Rows from a dataset:
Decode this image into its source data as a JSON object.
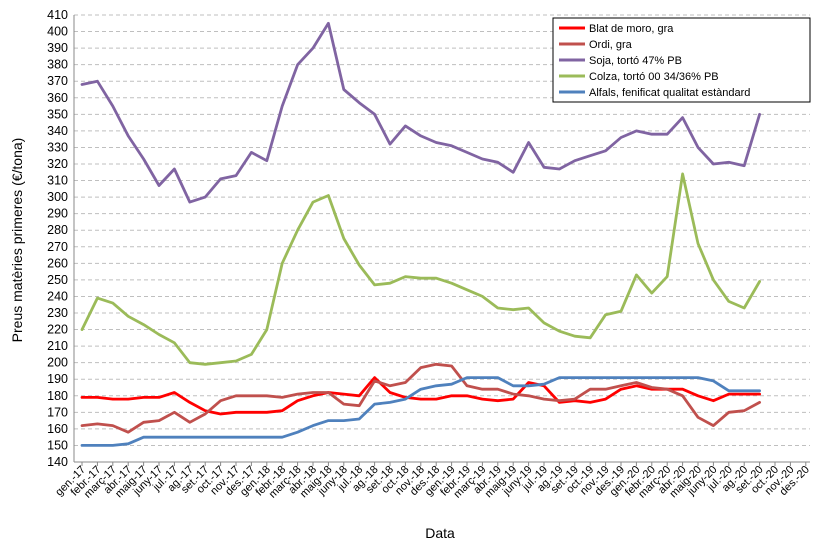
{
  "chart_data": {
    "type": "line",
    "x_label": "Data",
    "y_label": "Preus matèries primeres (€/tona)",
    "categories": [
      "gen.-17",
      "febr.-17",
      "març-17",
      "abr.-17",
      "maig-17",
      "juny-17",
      "jul.-17",
      "ag.-17",
      "set.-17",
      "oct.-17",
      "nov.-17",
      "des.-17",
      "gen.-18",
      "febr.-18",
      "març-18",
      "abr.-18",
      "maig-18",
      "juny-18",
      "jul.-18",
      "ag.-18",
      "set.-18",
      "oct.-18",
      "nov.-18",
      "des.-18",
      "gen.-19",
      "febr.-19",
      "març-19",
      "abr.-19",
      "maig-19",
      "juny-19",
      "jul.-19",
      "ag.-19",
      "set.-19",
      "oct.-19",
      "nov.-19",
      "des.-19",
      "gen.-20",
      "febr.-20",
      "març-20",
      "abr.-20",
      "maig-20",
      "juny-20",
      "jul.-20",
      "ag.-20",
      "set.-20",
      "oct.-20",
      "nov.-20",
      "des.-20"
    ],
    "series": [
      {
        "name": "Blat de moro, gra",
        "color": "#ff0000",
        "values": [
          179,
          179,
          178,
          178,
          179,
          179,
          182,
          176,
          171,
          169,
          170,
          170,
          170,
          171,
          177,
          180,
          182,
          181,
          180,
          191,
          182,
          179,
          178,
          178,
          180,
          180,
          178,
          177,
          178,
          188,
          186,
          176,
          177,
          176,
          178,
          184,
          186,
          184,
          184,
          184,
          180,
          177,
          181,
          181,
          181,
          null,
          null,
          null
        ]
      },
      {
        "name": "Ordi, gra",
        "color": "#c0504d",
        "values": [
          162,
          163,
          162,
          158,
          164,
          165,
          170,
          164,
          169,
          177,
          180,
          180,
          180,
          179,
          181,
          182,
          182,
          175,
          174,
          189,
          186,
          188,
          197,
          199,
          198,
          186,
          184,
          184,
          181,
          180,
          178,
          177,
          178,
          184,
          184,
          186,
          188,
          185,
          184,
          180,
          167,
          162,
          170,
          171,
          176,
          null,
          null,
          null
        ]
      },
      {
        "name": "Soja, tortó 47% PB",
        "color": "#8064a2",
        "values": [
          368,
          370,
          355,
          337,
          323,
          307,
          317,
          297,
          300,
          311,
          313,
          327,
          322,
          355,
          380,
          390,
          405,
          365,
          357,
          350,
          332,
          343,
          337,
          333,
          331,
          327,
          323,
          321,
          315,
          333,
          318,
          317,
          322,
          325,
          328,
          336,
          340,
          338,
          338,
          348,
          330,
          320,
          321,
          319,
          350,
          null,
          null,
          null
        ]
      },
      {
        "name": "Colza, tortó 00 34/36% PB",
        "color": "#9bbb59",
        "values": [
          220,
          239,
          236,
          228,
          223,
          217,
          212,
          200,
          199,
          200,
          201,
          205,
          220,
          260,
          280,
          297,
          301,
          275,
          259,
          247,
          248,
          252,
          251,
          251,
          248,
          244,
          240,
          233,
          232,
          233,
          224,
          219,
          216,
          215,
          229,
          231,
          253,
          242,
          252,
          314,
          272,
          250,
          237,
          233,
          249,
          null,
          null,
          null
        ]
      },
      {
        "name": "Alfals, fenificat qualitat estàndard",
        "color": "#4f81bd",
        "values": [
          150,
          150,
          150,
          151,
          155,
          155,
          155,
          155,
          155,
          155,
          155,
          155,
          155,
          155,
          158,
          162,
          165,
          165,
          166,
          175,
          176,
          178,
          184,
          186,
          187,
          191,
          191,
          191,
          186,
          186,
          187,
          191,
          191,
          191,
          191,
          191,
          191,
          191,
          191,
          191,
          191,
          189,
          183,
          183,
          183,
          null,
          null,
          null
        ]
      }
    ],
    "ylim": [
      140,
      410
    ],
    "yticks": [
      140,
      150,
      160,
      170,
      180,
      190,
      200,
      210,
      220,
      230,
      240,
      250,
      260,
      270,
      280,
      290,
      300,
      310,
      320,
      330,
      340,
      350,
      360,
      370,
      380,
      390,
      400,
      410
    ],
    "grid": true,
    "legend": "top-right"
  }
}
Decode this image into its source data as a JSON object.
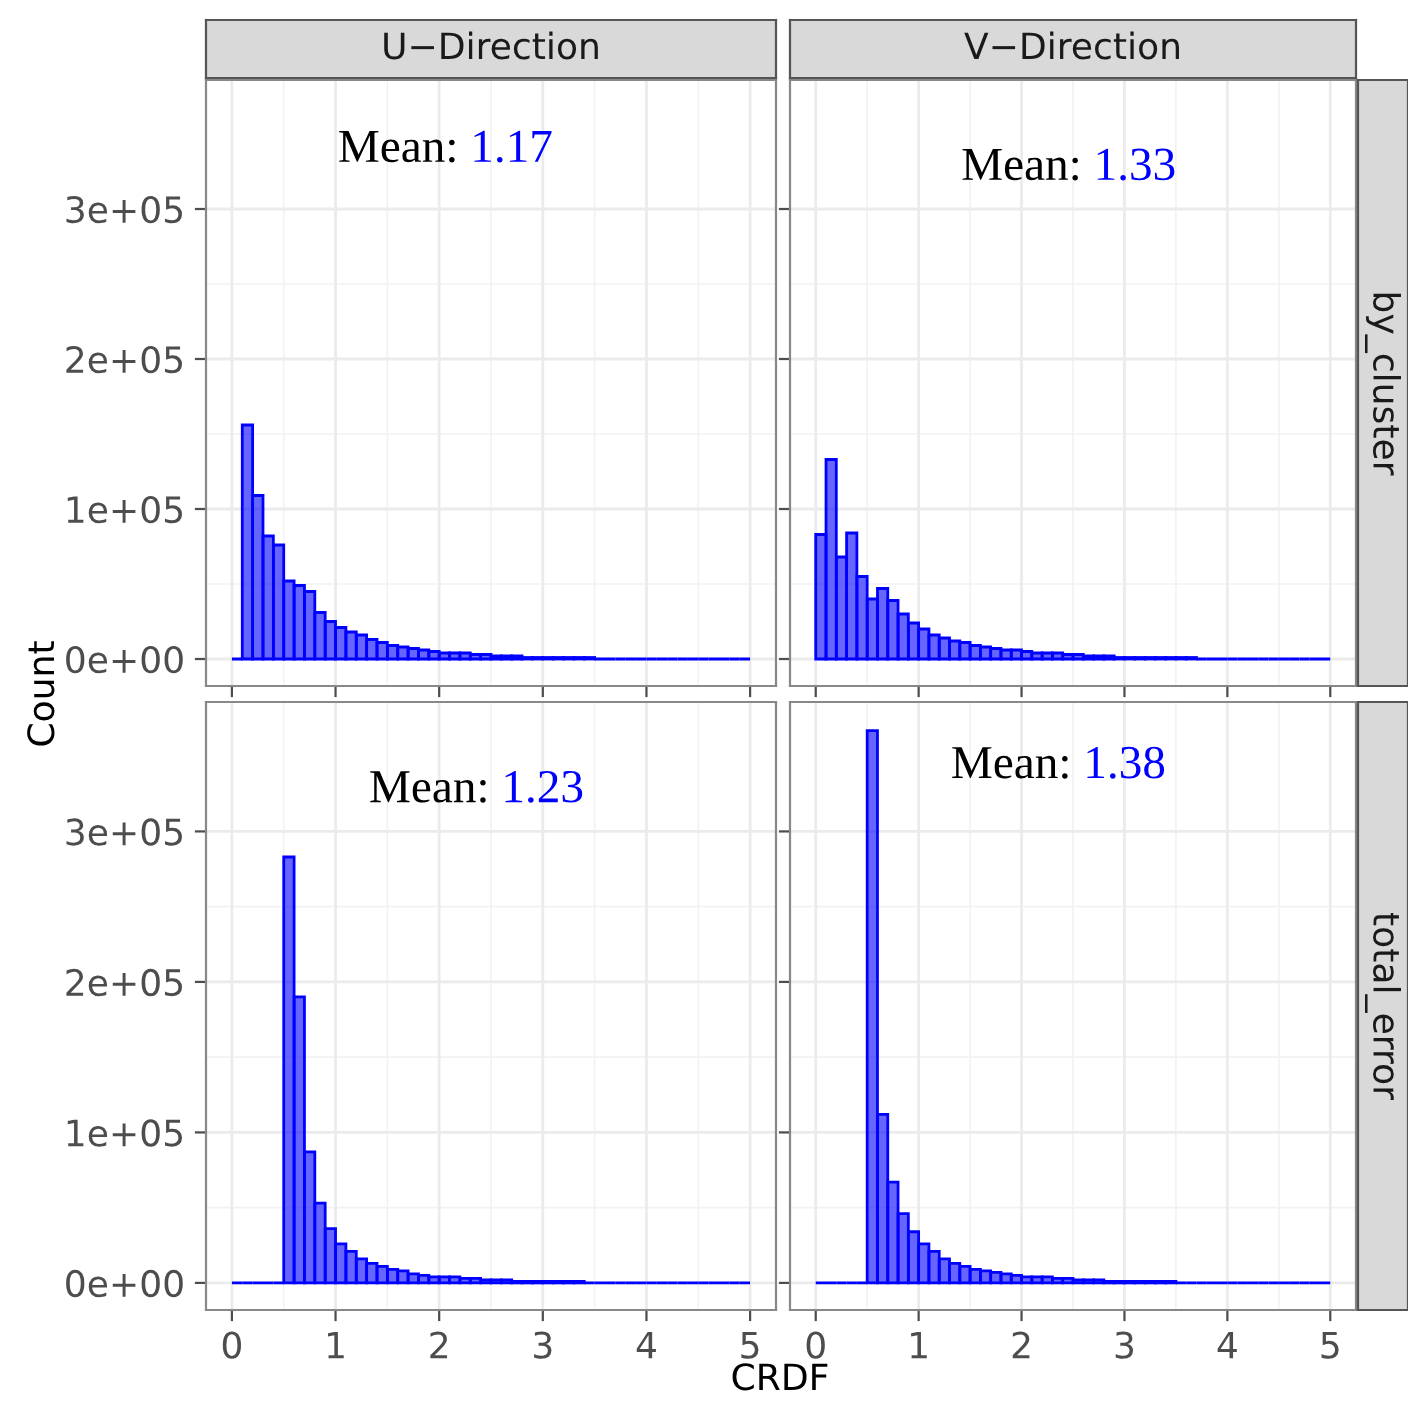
{
  "chart_data": [
    {
      "type": "histogram",
      "title": "U−Direction",
      "ylabel": "Count",
      "color": "#0000ff",
      "tick_labels": "y",
      "grid": true,
      "annotations": [
        "Mean: 1.17"
      ],
      "bins": [
        0,
        0.1,
        0.2,
        0.3,
        0.4,
        0.5,
        0.6,
        0.7,
        0.8,
        0.9,
        1,
        1.1,
        1.2,
        1.3,
        1.4,
        1.5,
        1.6,
        1.7,
        1.8,
        1.9,
        2,
        2.1,
        2.2,
        2.3,
        2.4,
        2.5,
        2.6,
        2.7,
        2.8,
        2.9,
        3,
        3.1,
        3.2,
        3.3,
        3.4,
        3.5,
        3.6,
        3.7,
        3.8,
        3.9,
        4,
        4.1,
        4.2,
        4.3,
        4.4,
        4.5,
        4.6,
        4.7,
        4.8,
        4.9,
        5
      ],
      "values": [
        0,
        156000,
        109000,
        82000,
        76000,
        52000,
        49000,
        45000,
        31000,
        25000,
        21000,
        18000,
        16000,
        13000,
        11000,
        9000,
        8000,
        7000,
        6000,
        5000,
        4000,
        4000,
        4000,
        3000,
        3000,
        2000,
        2000,
        2000,
        1000,
        1000,
        1000,
        1000,
        1000,
        1000,
        1000,
        0,
        0,
        0,
        0,
        0,
        0,
        0,
        0,
        0,
        0,
        0,
        0,
        0,
        0,
        0
      ],
      "xlim": [
        -0.25,
        5.25
      ],
      "xticks": [
        {
          "value": 0,
          "label": null
        },
        {
          "value": 1,
          "label": null
        },
        {
          "value": 2,
          "label": null
        },
        {
          "value": 3,
          "label": null
        },
        {
          "value": 4,
          "label": null
        },
        {
          "value": 5,
          "label": null
        }
      ],
      "ylim": [
        -18000,
        386000
      ],
      "yticks": [
        {
          "value": 0,
          "label": "0e+00"
        },
        {
          "value": 100000,
          "label": "1e+05"
        },
        {
          "value": 200000,
          "label": "2e+05"
        },
        {
          "value": 300000,
          "label": "3e+05"
        }
      ]
    },
    {
      "type": "histogram",
      "title": "V−Direction",
      "y2label": "by_cluster",
      "color": "#0000ff",
      "tick_labels": false,
      "grid": true,
      "annotations": [
        "Mean: 1.33"
      ],
      "bins": [
        0,
        0.1,
        0.2,
        0.3,
        0.4,
        0.5,
        0.6,
        0.7,
        0.8,
        0.9,
        1,
        1.1,
        1.2,
        1.3,
        1.4,
        1.5,
        1.6,
        1.7,
        1.8,
        1.9,
        2,
        2.1,
        2.2,
        2.3,
        2.4,
        2.5,
        2.6,
        2.7,
        2.8,
        2.9,
        3,
        3.1,
        3.2,
        3.3,
        3.4,
        3.5,
        3.6,
        3.7,
        3.8,
        3.9,
        4,
        4.1,
        4.2,
        4.3,
        4.4,
        4.5,
        4.6,
        4.7,
        4.8,
        4.9,
        5
      ],
      "values": [
        83000,
        133000,
        68000,
        84000,
        55000,
        40000,
        47000,
        39000,
        30000,
        24000,
        20000,
        16000,
        14000,
        12000,
        11000,
        9000,
        8000,
        7000,
        6000,
        6000,
        5000,
        4000,
        4000,
        4000,
        3000,
        3000,
        2000,
        2000,
        2000,
        1000,
        1000,
        1000,
        1000,
        1000,
        1000,
        1000,
        1000,
        0,
        0,
        0,
        0,
        0,
        0,
        0,
        0,
        0,
        0,
        0,
        0,
        0
      ],
      "xlim": [
        -0.25,
        5.25
      ],
      "xticks": [
        {
          "value": 0,
          "label": null
        },
        {
          "value": 1,
          "label": null
        },
        {
          "value": 2,
          "label": null
        },
        {
          "value": 3,
          "label": null
        },
        {
          "value": 4,
          "label": null
        },
        {
          "value": 5,
          "label": null
        }
      ],
      "ylim": [
        -18000,
        386000
      ],
      "yticks": [
        {
          "value": 0,
          "label": null
        },
        {
          "value": 100000,
          "label": null
        },
        {
          "value": 200000,
          "label": null
        },
        {
          "value": 300000,
          "label": null
        }
      ]
    },
    {
      "type": "histogram",
      "xlabel": "CRDF",
      "color": "#0000ff",
      "grid": true,
      "annotations": [
        "Mean: 1.23"
      ],
      "bins": [
        0,
        0.1,
        0.2,
        0.3,
        0.4,
        0.5,
        0.6,
        0.7,
        0.8,
        0.9,
        1,
        1.1,
        1.2,
        1.3,
        1.4,
        1.5,
        1.6,
        1.7,
        1.8,
        1.9,
        2,
        2.1,
        2.2,
        2.3,
        2.4,
        2.5,
        2.6,
        2.7,
        2.8,
        2.9,
        3,
        3.1,
        3.2,
        3.3,
        3.4,
        3.5,
        3.6,
        3.7,
        3.8,
        3.9,
        4,
        4.1,
        4.2,
        4.3,
        4.4,
        4.5,
        4.6,
        4.7,
        4.8,
        4.9,
        5
      ],
      "values": [
        0,
        0,
        0,
        0,
        0,
        283000,
        190000,
        87000,
        53000,
        36000,
        26000,
        21000,
        16000,
        13000,
        11000,
        9000,
        8000,
        6000,
        5000,
        4000,
        4000,
        4000,
        3000,
        3000,
        2000,
        2000,
        2000,
        1000,
        1000,
        1000,
        1000,
        1000,
        1000,
        1000,
        0,
        0,
        0,
        0,
        0,
        0,
        0,
        0,
        0,
        0,
        0,
        0,
        0,
        0,
        0,
        0
      ],
      "xlim": [
        -0.25,
        5.25
      ],
      "xticks": [
        0,
        1,
        2,
        3,
        4,
        5
      ],
      "ylim": [
        -18000,
        386000
      ],
      "yticks": [
        {
          "value": 0,
          "label": "0e+00"
        },
        {
          "value": 100000,
          "label": "1e+05"
        },
        {
          "value": 200000,
          "label": "2e+05"
        },
        {
          "value": 300000,
          "label": "3e+05"
        }
      ]
    },
    {
      "type": "histogram",
      "y2label": "total_error",
      "color": "#0000ff",
      "tick_labels": "x",
      "grid": true,
      "annotations": [
        "Mean: 1.38"
      ],
      "bins": [
        0,
        0.1,
        0.2,
        0.3,
        0.4,
        0.5,
        0.6,
        0.7,
        0.8,
        0.9,
        1,
        1.1,
        1.2,
        1.3,
        1.4,
        1.5,
        1.6,
        1.7,
        1.8,
        1.9,
        2,
        2.1,
        2.2,
        2.3,
        2.4,
        2.5,
        2.6,
        2.7,
        2.8,
        2.9,
        3,
        3.1,
        3.2,
        3.3,
        3.4,
        3.5,
        3.6,
        3.7,
        3.8,
        3.9,
        4,
        4.1,
        4.2,
        4.3,
        4.4,
        4.5,
        4.6,
        4.7,
        4.8,
        4.9,
        5
      ],
      "values": [
        0,
        0,
        0,
        0,
        0,
        367000,
        112000,
        67000,
        46000,
        34000,
        26000,
        21000,
        16000,
        13000,
        11000,
        9000,
        8000,
        7000,
        6000,
        5000,
        4000,
        4000,
        4000,
        3000,
        3000,
        2000,
        2000,
        2000,
        1000,
        1000,
        1000,
        1000,
        1000,
        1000,
        1000,
        0,
        0,
        0,
        0,
        0,
        0,
        0,
        0,
        0,
        0,
        0,
        0,
        0,
        0,
        0
      ],
      "xlim": [
        -0.25,
        5.25
      ],
      "xticks": [
        0,
        1,
        2,
        3,
        4,
        5
      ],
      "ylim": [
        -18000,
        386000
      ],
      "yticks": [
        {
          "value": 0,
          "label": null
        },
        {
          "value": 100000,
          "label": null
        },
        {
          "value": 200000,
          "label": null
        },
        {
          "value": 300000,
          "label": null
        }
      ]
    }
  ]
}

◆ SET PROBLEM:
Each line that holds the word "title" is to be copied.

◆ SOLUTION FOR THIS EXERCISE:
      "title": "U−Direction",
      "title": "V−Direction",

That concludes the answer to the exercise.